Track down each line that has the word "potential" and copy it.

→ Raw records

<<<<

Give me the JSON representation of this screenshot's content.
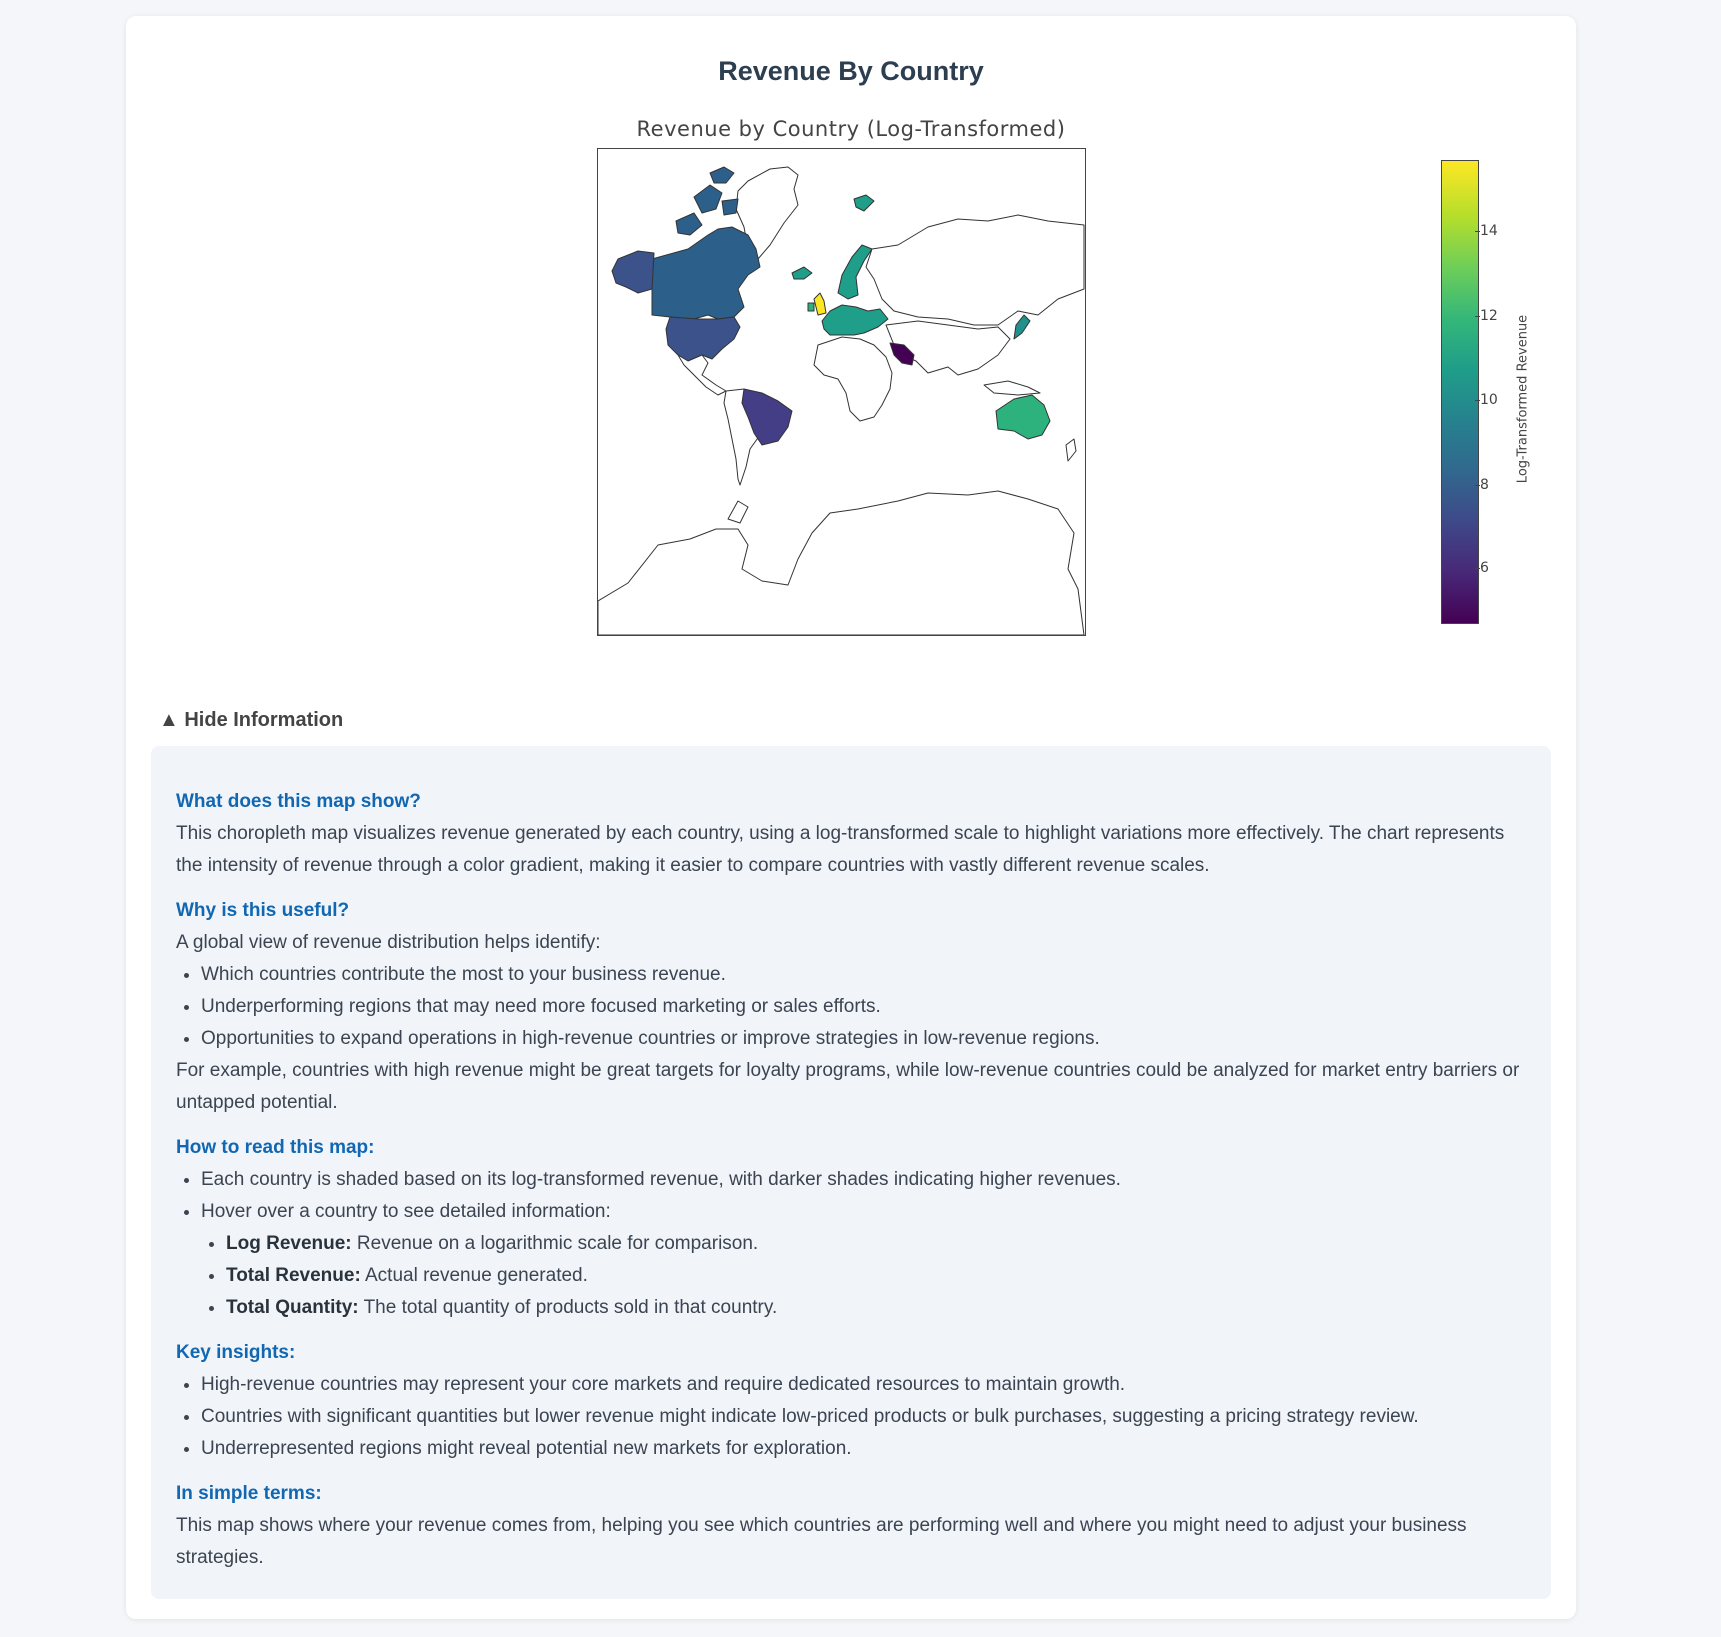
{
  "card": {
    "title": "Revenue By Country"
  },
  "map": {
    "title": "Revenue by Country (Log-Transformed)",
    "projection": "mercator",
    "colorscale": "viridis",
    "colorbar": {
      "title": "Log-Transformed Revenue",
      "range": [
        5.0,
        15.9
      ],
      "ticks": [
        "6",
        "8",
        "10",
        "12",
        "14"
      ]
    },
    "regions": [
      {
        "name": "United Kingdom",
        "color": "#fde725"
      },
      {
        "name": "Saudi Arabia",
        "color": "#440154"
      },
      {
        "name": "Australia",
        "color": "#2db27d"
      },
      {
        "name": "Scandinavia / Europe",
        "color": "#1f9e89"
      },
      {
        "name": "United States",
        "color": "#3b528b"
      },
      {
        "name": "Canada",
        "color": "#2c5f8a"
      },
      {
        "name": "Brazil",
        "color": "#433e85"
      },
      {
        "name": "Japan",
        "color": "#21918c"
      },
      {
        "name": "Iceland",
        "color": "#1f9e89"
      }
    ]
  },
  "info": {
    "toggle_label": "▲ Hide Information",
    "s1": {
      "heading": "What does this map show?",
      "text": "This choropleth map visualizes revenue generated by each country, using a log-transformed scale to highlight variations more effectively. The chart represents the intensity of revenue through a color gradient, making it easier to compare countries with vastly different revenue scales."
    },
    "s2": {
      "heading": "Why is this useful?",
      "intro": "A global view of revenue distribution helps identify:",
      "bullets": [
        "Which countries contribute the most to your business revenue.",
        "Underperforming regions that may need more focused marketing or sales efforts.",
        "Opportunities to expand operations in high-revenue countries or improve strategies in low-revenue regions."
      ],
      "outro": "For example, countries with high revenue might be great targets for loyalty programs, while low-revenue countries could be analyzed for market entry barriers or untapped potential."
    },
    "s3": {
      "heading": "How to read this map:",
      "b1": "Each country is shaded based on its log-transformed revenue, with darker shades indicating higher revenues.",
      "b2": "Hover over a country to see detailed information:",
      "sub": [
        {
          "label": "Log Revenue:",
          "text": " Revenue on a logarithmic scale for comparison."
        },
        {
          "label": "Total Revenue:",
          "text": " Actual revenue generated."
        },
        {
          "label": "Total Quantity:",
          "text": " The total quantity of products sold in that country."
        }
      ]
    },
    "s4": {
      "heading": "Key insights:",
      "bullets": [
        "High-revenue countries may represent your core markets and require dedicated resources to maintain growth.",
        "Countries with significant quantities but lower revenue might indicate low-priced products or bulk purchases, suggesting a pricing strategy review.",
        "Underrepresented regions might reveal potential new markets for exploration."
      ]
    },
    "s5": {
      "heading": "In simple terms:",
      "text": "This map shows where your revenue comes from, helping you see which countries are performing well and where you might need to adjust your business strategies."
    }
  }
}
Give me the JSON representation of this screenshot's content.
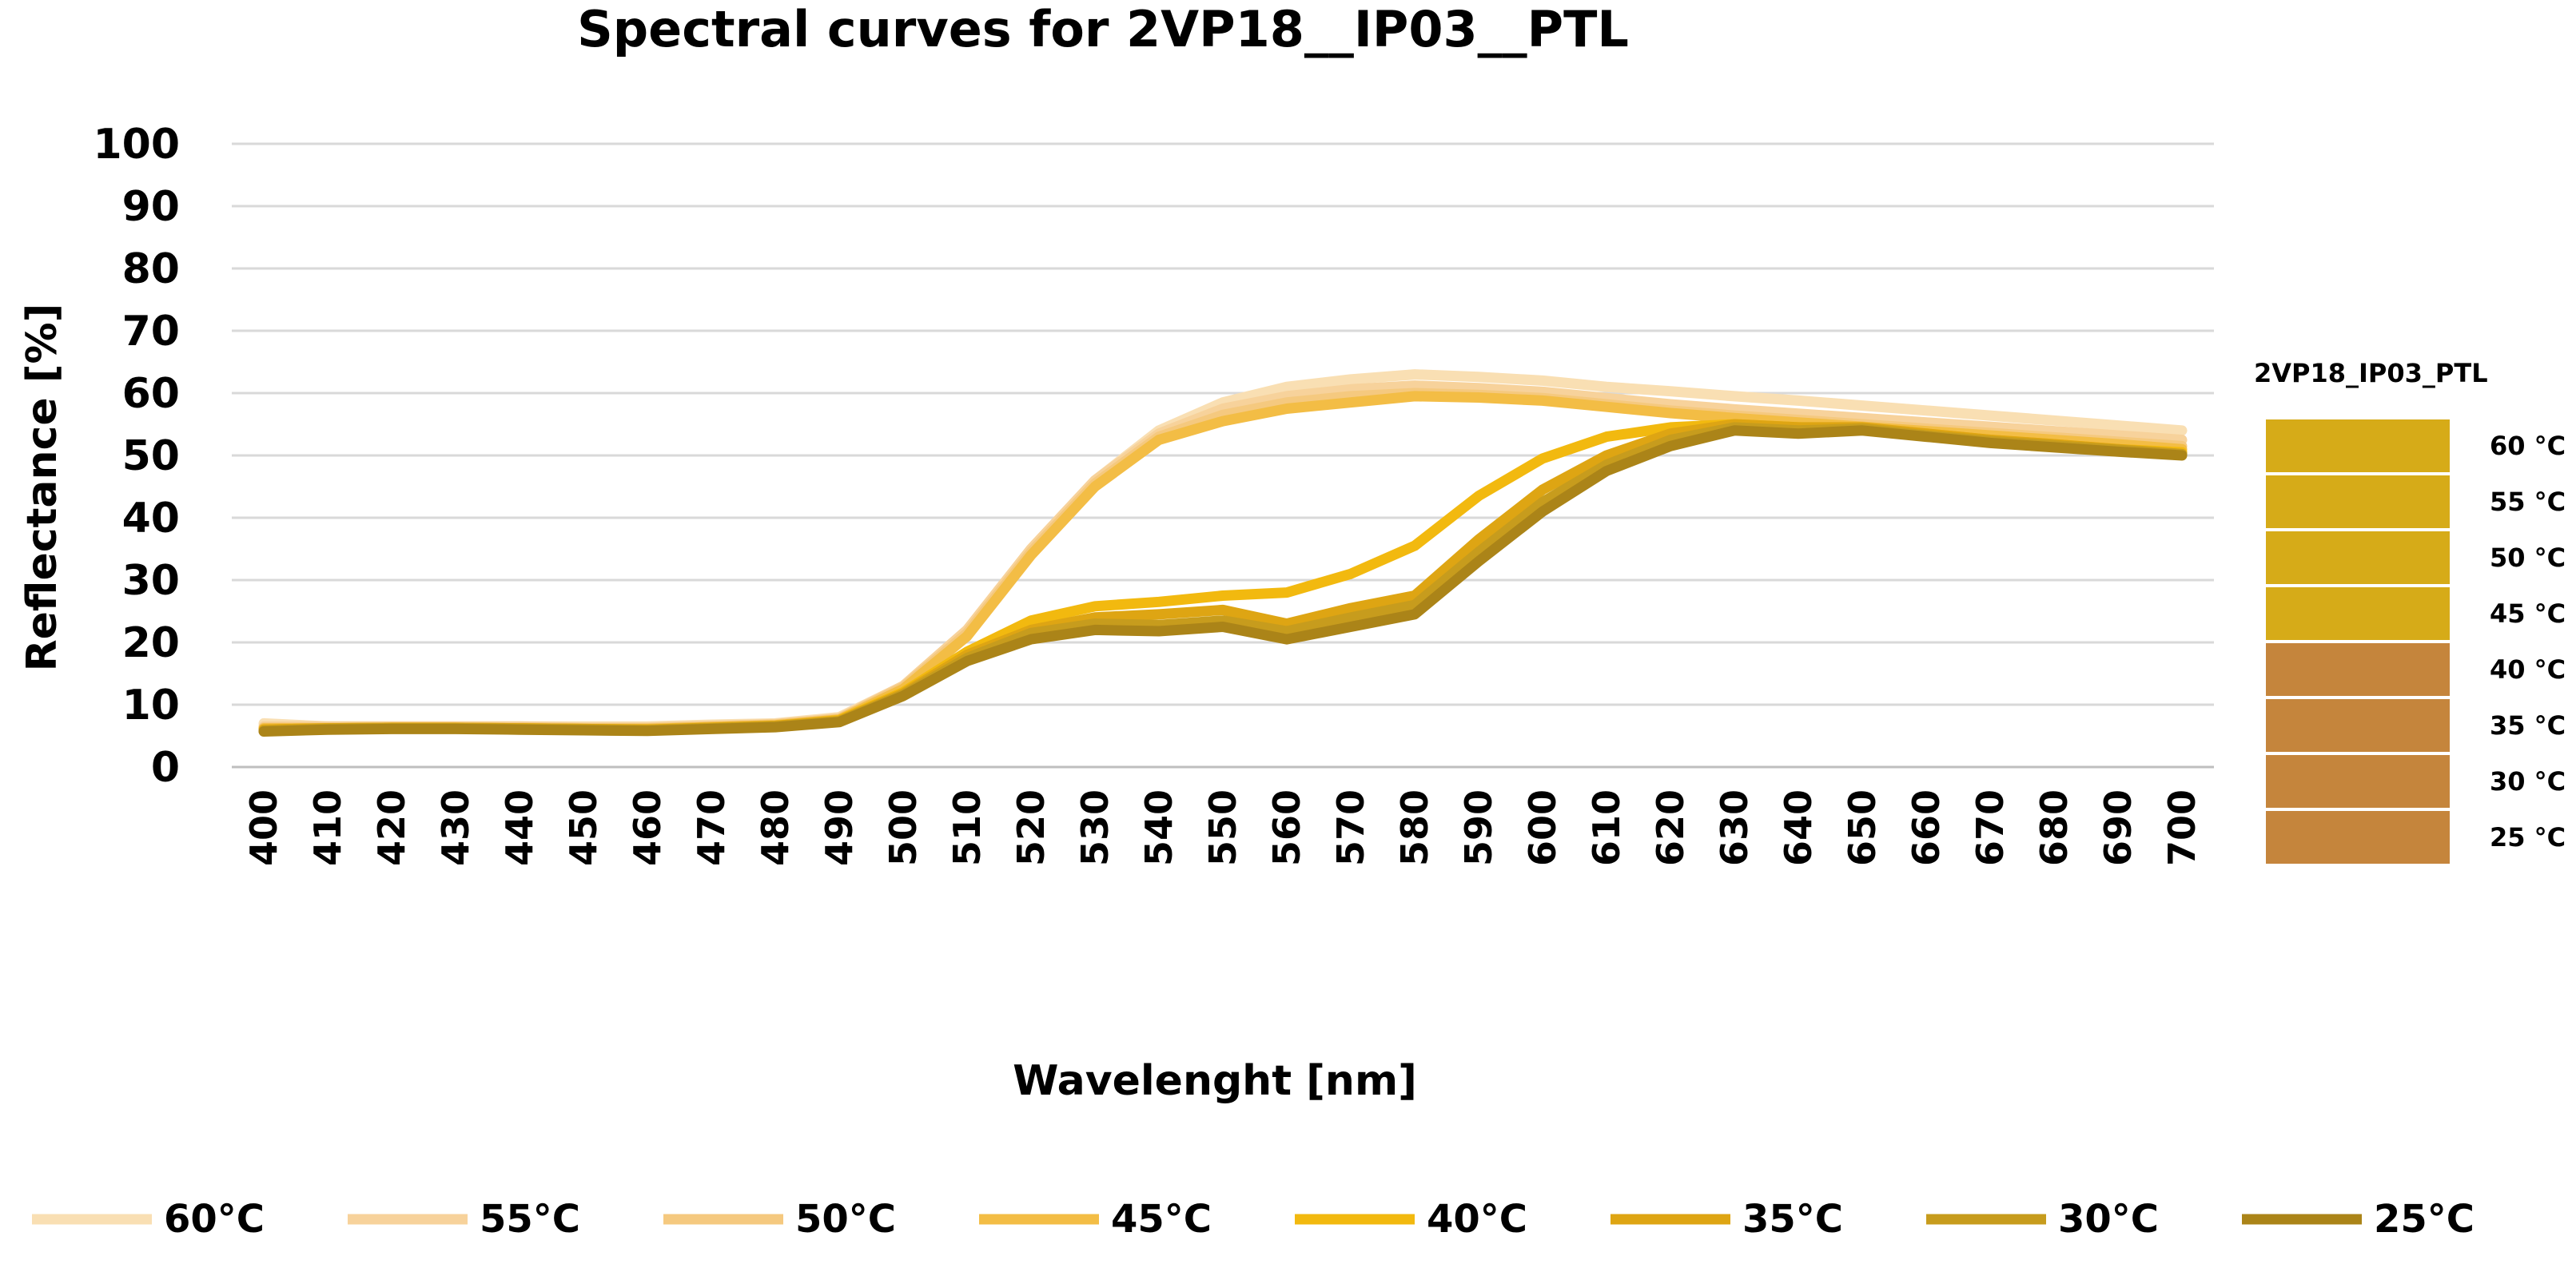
{
  "chart_data": {
    "type": "line",
    "title": "Spectral curves for 2VP18__IP03__PTL",
    "xlabel": "Wavelenght [nm]",
    "ylabel": "Reflectance [%]",
    "ylim": [
      0,
      100
    ],
    "yticks": [
      0,
      10,
      20,
      30,
      40,
      50,
      60,
      70,
      80,
      90,
      100
    ],
    "grid": true,
    "legend_position": "bottom",
    "x": [
      400,
      410,
      420,
      430,
      440,
      450,
      460,
      470,
      480,
      490,
      500,
      510,
      520,
      530,
      540,
      550,
      560,
      570,
      580,
      590,
      600,
      610,
      620,
      630,
      640,
      650,
      660,
      670,
      680,
      690,
      700
    ],
    "series": [
      {
        "name": "60°C",
        "color": "#f9dfb3",
        "values": [
          7,
          6.5,
          6.5,
          6.5,
          6.5,
          6.5,
          6.5,
          6.8,
          7,
          8,
          13,
          22,
          35,
          46,
          54,
          58.5,
          61,
          62.2,
          63,
          62.6,
          62,
          61,
          60.3,
          59.5,
          58.8,
          58,
          57.2,
          56.4,
          55.6,
          54.8,
          54
        ]
      },
      {
        "name": "55°C",
        "color": "#f7d29b",
        "values": [
          6.5,
          6.5,
          6.5,
          6.5,
          6.5,
          6.3,
          6.3,
          6.6,
          6.9,
          7.8,
          13,
          22,
          35,
          46,
          53.5,
          57.5,
          59.5,
          60.6,
          61.2,
          60.8,
          60.2,
          59.2,
          58.2,
          57.4,
          56.7,
          56,
          55.3,
          54.6,
          53.9,
          53.2,
          52.5
        ]
      },
      {
        "name": "50°C",
        "color": "#f5c97f",
        "values": [
          6.3,
          6.3,
          6.3,
          6.3,
          6.3,
          6.2,
          6.2,
          6.5,
          6.8,
          7.7,
          12.8,
          21.5,
          34.5,
          45.5,
          53,
          56.5,
          58.5,
          59.5,
          60,
          59.7,
          59.2,
          58.2,
          57.2,
          56.4,
          55.7,
          55,
          54.3,
          53.6,
          52.9,
          52.2,
          51.5
        ]
      },
      {
        "name": "45°C",
        "color": "#f3bd45",
        "values": [
          6.2,
          6.2,
          6.2,
          6.2,
          6.2,
          6.1,
          6.1,
          6.4,
          6.7,
          7.6,
          12.5,
          21,
          34,
          45,
          52.5,
          55.5,
          57.5,
          58.5,
          59.5,
          59.3,
          58.8,
          57.8,
          56.8,
          56,
          55.3,
          54.6,
          53.9,
          53.2,
          52.5,
          51.8,
          51
        ]
      },
      {
        "name": "40°C",
        "color": "#f2b90f",
        "values": [
          6,
          6.2,
          6.3,
          6.3,
          6.2,
          6.1,
          6,
          6.3,
          6.6,
          7.5,
          12,
          18.5,
          23.5,
          25.8,
          26.5,
          27.5,
          28,
          31,
          35.5,
          43.5,
          49.5,
          53,
          54.5,
          55,
          54.5,
          54.2,
          53.5,
          52.5,
          51.8,
          51,
          50.5
        ]
      },
      {
        "name": "35°C",
        "color": "#dea513",
        "values": [
          6,
          6.2,
          6.3,
          6.3,
          6.2,
          6.1,
          6,
          6.3,
          6.6,
          7.4,
          11.8,
          18,
          22,
          24,
          24.5,
          25.2,
          23,
          25.5,
          27.5,
          36.5,
          44.5,
          50,
          53.5,
          55,
          54.5,
          54.5,
          53.5,
          52.5,
          51.8,
          51,
          50.2
        ]
      },
      {
        "name": "30°C",
        "color": "#c79c1d",
        "values": [
          5.8,
          6.1,
          6.2,
          6.2,
          6.1,
          6,
          5.9,
          6.2,
          6.5,
          7.3,
          11.6,
          17.5,
          21.5,
          23,
          22.8,
          23.5,
          21.8,
          24,
          26,
          34.5,
          42.5,
          48.5,
          52.5,
          54.5,
          54,
          54.3,
          53.2,
          52.3,
          51.6,
          50.9,
          50.2
        ]
      },
      {
        "name": "25°C",
        "color": "#ab8418",
        "values": [
          5.7,
          6,
          6.1,
          6.1,
          6,
          5.9,
          5.8,
          6.1,
          6.4,
          7.2,
          11.4,
          17,
          20.5,
          22,
          21.8,
          22.5,
          20.5,
          22.5,
          24.5,
          33,
          41,
          47.5,
          51.5,
          54,
          53.5,
          54,
          53,
          52,
          51.3,
          50.6,
          50
        ]
      }
    ]
  },
  "swatches": {
    "title": "2VP18_IP03_PTL",
    "items": [
      {
        "label": "60 °C",
        "color": "#d6ab18"
      },
      {
        "label": "55 °C",
        "color": "#d6ab18"
      },
      {
        "label": "50 °C",
        "color": "#d6ab18"
      },
      {
        "label": "45 °C",
        "color": "#d6ab18"
      },
      {
        "label": "40 °C",
        "color": "#c5853c"
      },
      {
        "label": "35 °C",
        "color": "#c5853c"
      },
      {
        "label": "30 °C",
        "color": "#c5853c"
      },
      {
        "label": "25 °C",
        "color": "#c5853c"
      }
    ]
  }
}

>>>>

→ Reply to the task
      "outro": "For example, countries with high revenue might be great targets for loyalty programs, while low-revenue countries could be analyzed for market entry barriers or untapped potential."
        "Underrepresented regions might reveal potential new markets for exploration."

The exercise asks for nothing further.